YOUR TASK
Extract every line that contains the string "JSON".

Dataset entries on figures:
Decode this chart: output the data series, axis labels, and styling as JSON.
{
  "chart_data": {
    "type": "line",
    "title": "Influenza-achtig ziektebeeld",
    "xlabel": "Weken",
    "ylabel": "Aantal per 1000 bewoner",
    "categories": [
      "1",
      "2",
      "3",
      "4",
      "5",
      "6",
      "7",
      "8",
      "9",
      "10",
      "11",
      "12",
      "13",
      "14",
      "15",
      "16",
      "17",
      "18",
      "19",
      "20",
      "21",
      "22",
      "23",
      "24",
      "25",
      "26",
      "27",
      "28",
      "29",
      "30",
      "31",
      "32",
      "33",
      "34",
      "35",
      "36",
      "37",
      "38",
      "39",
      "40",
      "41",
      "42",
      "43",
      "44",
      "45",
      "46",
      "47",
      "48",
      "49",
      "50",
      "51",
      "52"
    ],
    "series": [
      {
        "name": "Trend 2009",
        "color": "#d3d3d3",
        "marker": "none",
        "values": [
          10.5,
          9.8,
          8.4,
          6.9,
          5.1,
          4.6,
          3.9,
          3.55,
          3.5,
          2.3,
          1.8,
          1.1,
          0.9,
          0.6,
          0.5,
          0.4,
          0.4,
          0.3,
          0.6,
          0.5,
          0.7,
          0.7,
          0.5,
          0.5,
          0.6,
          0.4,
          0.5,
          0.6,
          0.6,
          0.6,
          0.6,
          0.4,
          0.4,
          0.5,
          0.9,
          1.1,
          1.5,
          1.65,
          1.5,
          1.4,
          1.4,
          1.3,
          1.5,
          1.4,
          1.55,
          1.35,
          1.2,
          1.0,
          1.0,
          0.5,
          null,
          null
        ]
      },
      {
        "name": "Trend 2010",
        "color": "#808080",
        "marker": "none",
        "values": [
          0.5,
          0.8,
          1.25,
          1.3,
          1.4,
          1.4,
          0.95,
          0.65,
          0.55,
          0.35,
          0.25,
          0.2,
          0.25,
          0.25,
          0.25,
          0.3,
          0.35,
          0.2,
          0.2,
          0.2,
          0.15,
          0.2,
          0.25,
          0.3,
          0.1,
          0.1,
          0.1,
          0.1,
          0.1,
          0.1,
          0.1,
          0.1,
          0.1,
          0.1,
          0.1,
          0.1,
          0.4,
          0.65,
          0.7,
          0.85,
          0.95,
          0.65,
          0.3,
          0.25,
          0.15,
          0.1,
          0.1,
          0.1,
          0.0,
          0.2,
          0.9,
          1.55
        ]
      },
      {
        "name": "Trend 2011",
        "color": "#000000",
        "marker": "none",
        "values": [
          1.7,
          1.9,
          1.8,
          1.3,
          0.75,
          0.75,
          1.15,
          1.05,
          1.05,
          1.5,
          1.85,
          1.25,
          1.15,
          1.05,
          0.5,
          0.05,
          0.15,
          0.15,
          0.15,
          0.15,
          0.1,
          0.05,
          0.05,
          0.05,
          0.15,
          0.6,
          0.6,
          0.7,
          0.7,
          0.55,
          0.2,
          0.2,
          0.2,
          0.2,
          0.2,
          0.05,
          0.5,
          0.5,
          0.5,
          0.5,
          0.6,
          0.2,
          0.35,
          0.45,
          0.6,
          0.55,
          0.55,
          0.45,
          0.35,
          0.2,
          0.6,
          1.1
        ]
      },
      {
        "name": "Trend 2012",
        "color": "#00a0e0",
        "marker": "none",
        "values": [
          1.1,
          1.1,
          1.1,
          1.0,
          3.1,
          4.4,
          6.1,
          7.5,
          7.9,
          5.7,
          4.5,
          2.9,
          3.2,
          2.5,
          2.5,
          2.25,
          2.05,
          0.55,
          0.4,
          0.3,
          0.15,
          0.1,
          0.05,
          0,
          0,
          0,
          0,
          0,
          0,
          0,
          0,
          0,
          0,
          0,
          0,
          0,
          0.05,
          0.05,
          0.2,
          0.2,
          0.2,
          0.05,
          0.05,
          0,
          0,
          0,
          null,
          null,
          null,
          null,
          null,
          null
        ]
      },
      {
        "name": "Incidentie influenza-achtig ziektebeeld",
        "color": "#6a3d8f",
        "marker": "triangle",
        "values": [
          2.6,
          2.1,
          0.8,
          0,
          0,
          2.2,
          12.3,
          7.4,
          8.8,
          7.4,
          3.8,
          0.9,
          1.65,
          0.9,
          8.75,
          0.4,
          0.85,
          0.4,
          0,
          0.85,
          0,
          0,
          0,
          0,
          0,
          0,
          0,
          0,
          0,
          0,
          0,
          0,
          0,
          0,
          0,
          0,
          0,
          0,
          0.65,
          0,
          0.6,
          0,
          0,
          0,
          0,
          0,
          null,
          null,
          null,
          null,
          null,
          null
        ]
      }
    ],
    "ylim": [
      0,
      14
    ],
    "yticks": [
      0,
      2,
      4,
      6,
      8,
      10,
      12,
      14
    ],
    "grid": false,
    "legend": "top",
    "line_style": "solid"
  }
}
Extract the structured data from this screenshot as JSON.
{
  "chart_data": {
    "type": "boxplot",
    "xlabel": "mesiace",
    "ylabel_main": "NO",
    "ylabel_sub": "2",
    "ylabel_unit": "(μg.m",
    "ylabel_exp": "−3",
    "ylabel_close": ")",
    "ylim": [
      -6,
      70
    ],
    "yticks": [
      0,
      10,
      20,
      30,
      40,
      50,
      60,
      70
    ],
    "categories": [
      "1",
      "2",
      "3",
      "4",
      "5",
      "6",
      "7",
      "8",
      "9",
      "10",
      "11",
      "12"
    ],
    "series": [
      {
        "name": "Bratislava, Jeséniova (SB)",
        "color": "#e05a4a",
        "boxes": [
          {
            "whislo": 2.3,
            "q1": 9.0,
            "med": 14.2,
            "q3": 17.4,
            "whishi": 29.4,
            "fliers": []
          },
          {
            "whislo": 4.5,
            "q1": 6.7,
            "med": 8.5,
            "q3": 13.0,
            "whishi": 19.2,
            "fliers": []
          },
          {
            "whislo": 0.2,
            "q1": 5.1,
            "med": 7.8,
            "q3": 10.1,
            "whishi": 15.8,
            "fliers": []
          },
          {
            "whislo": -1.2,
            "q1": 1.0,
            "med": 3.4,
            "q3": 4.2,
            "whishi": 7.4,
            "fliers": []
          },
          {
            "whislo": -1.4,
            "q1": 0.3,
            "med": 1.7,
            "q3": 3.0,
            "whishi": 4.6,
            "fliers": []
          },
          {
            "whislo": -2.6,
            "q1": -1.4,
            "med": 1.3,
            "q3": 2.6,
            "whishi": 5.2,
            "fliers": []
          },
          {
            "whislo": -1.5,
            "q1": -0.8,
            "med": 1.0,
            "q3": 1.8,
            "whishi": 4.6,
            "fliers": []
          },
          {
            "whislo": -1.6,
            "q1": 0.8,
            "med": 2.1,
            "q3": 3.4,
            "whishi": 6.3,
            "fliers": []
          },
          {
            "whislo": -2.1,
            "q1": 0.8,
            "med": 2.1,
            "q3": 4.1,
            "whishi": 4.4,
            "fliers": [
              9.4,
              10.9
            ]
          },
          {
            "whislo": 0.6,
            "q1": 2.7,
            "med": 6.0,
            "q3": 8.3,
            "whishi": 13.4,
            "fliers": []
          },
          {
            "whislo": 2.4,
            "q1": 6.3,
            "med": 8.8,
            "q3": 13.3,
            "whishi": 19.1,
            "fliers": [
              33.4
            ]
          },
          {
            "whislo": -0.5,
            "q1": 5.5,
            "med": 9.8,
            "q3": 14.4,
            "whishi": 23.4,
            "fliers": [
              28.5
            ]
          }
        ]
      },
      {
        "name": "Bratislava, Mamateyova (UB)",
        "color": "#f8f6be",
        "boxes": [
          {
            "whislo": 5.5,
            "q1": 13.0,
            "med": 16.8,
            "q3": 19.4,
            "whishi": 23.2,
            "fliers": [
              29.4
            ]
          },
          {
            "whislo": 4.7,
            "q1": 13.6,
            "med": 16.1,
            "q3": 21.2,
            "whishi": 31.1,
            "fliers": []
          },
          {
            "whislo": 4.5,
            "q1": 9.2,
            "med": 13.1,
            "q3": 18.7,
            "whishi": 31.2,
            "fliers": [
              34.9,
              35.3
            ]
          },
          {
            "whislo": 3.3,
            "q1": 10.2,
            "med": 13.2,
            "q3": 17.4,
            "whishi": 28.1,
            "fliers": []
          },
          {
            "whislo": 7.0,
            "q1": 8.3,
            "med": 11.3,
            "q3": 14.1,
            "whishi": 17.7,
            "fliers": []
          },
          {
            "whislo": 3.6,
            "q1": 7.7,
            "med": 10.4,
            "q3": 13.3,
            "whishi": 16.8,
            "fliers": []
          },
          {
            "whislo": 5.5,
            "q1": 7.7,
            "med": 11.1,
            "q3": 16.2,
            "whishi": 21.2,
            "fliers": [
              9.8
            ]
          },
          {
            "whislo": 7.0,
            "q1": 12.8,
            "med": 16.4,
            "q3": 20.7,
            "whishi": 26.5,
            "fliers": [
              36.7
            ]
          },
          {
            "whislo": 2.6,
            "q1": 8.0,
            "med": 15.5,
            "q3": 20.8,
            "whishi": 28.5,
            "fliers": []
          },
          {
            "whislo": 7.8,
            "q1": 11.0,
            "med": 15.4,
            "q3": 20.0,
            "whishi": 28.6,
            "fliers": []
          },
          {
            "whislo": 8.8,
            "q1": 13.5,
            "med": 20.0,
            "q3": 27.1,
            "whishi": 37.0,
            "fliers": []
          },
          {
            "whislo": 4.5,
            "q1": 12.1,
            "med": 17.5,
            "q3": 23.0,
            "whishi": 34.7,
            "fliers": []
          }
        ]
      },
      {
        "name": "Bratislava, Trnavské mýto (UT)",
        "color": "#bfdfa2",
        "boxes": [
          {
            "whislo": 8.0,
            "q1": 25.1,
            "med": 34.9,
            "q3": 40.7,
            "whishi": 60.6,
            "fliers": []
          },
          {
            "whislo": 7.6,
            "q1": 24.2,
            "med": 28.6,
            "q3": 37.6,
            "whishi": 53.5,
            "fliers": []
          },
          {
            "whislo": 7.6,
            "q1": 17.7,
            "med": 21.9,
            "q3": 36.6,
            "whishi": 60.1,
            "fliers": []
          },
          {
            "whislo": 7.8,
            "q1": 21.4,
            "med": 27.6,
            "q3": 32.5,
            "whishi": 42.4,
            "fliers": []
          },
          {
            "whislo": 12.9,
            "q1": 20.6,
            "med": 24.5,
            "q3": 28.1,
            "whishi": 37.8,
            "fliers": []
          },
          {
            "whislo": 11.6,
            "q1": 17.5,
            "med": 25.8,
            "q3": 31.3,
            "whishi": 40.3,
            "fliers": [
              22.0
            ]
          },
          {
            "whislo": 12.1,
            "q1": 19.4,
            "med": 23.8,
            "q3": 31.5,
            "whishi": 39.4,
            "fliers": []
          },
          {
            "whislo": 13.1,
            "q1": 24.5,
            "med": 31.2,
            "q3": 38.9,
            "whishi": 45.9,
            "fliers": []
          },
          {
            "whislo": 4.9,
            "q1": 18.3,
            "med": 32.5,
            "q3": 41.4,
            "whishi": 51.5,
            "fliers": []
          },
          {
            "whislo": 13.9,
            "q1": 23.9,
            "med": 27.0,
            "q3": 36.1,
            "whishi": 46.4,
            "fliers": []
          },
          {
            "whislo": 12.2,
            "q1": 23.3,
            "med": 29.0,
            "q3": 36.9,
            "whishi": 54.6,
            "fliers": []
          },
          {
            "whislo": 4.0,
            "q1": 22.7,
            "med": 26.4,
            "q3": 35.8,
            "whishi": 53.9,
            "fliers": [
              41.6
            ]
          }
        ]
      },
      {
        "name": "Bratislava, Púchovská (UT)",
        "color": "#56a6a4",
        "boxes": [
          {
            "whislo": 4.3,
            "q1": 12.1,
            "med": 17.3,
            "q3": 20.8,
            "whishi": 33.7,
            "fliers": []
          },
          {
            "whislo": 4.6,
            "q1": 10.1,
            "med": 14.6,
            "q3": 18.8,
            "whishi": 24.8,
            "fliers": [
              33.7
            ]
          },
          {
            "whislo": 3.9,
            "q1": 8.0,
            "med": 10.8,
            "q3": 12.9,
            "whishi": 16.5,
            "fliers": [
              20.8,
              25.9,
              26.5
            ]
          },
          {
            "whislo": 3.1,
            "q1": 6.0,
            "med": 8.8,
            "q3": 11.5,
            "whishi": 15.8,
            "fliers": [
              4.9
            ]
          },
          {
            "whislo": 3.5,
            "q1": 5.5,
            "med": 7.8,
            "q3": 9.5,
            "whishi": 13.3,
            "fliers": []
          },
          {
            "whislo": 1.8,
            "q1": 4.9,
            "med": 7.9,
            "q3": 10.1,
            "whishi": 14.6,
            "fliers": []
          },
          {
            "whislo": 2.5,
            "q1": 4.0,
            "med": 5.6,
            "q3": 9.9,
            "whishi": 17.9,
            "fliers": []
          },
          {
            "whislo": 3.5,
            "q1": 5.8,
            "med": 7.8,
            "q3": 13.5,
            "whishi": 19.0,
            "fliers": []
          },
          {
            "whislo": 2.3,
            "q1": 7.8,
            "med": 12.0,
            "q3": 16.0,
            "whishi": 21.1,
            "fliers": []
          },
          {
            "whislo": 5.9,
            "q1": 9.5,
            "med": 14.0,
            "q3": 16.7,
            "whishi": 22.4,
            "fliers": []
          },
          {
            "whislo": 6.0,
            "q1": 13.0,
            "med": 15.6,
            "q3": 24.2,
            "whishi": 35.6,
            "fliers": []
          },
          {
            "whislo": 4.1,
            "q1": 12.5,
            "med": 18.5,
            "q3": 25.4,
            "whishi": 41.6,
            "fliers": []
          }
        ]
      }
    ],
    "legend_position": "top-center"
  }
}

EXERCISE ANSWER
Decode this chart: output the data series, axis labels, and styling as JSON.
Extract the structured data from this screenshot as JSON.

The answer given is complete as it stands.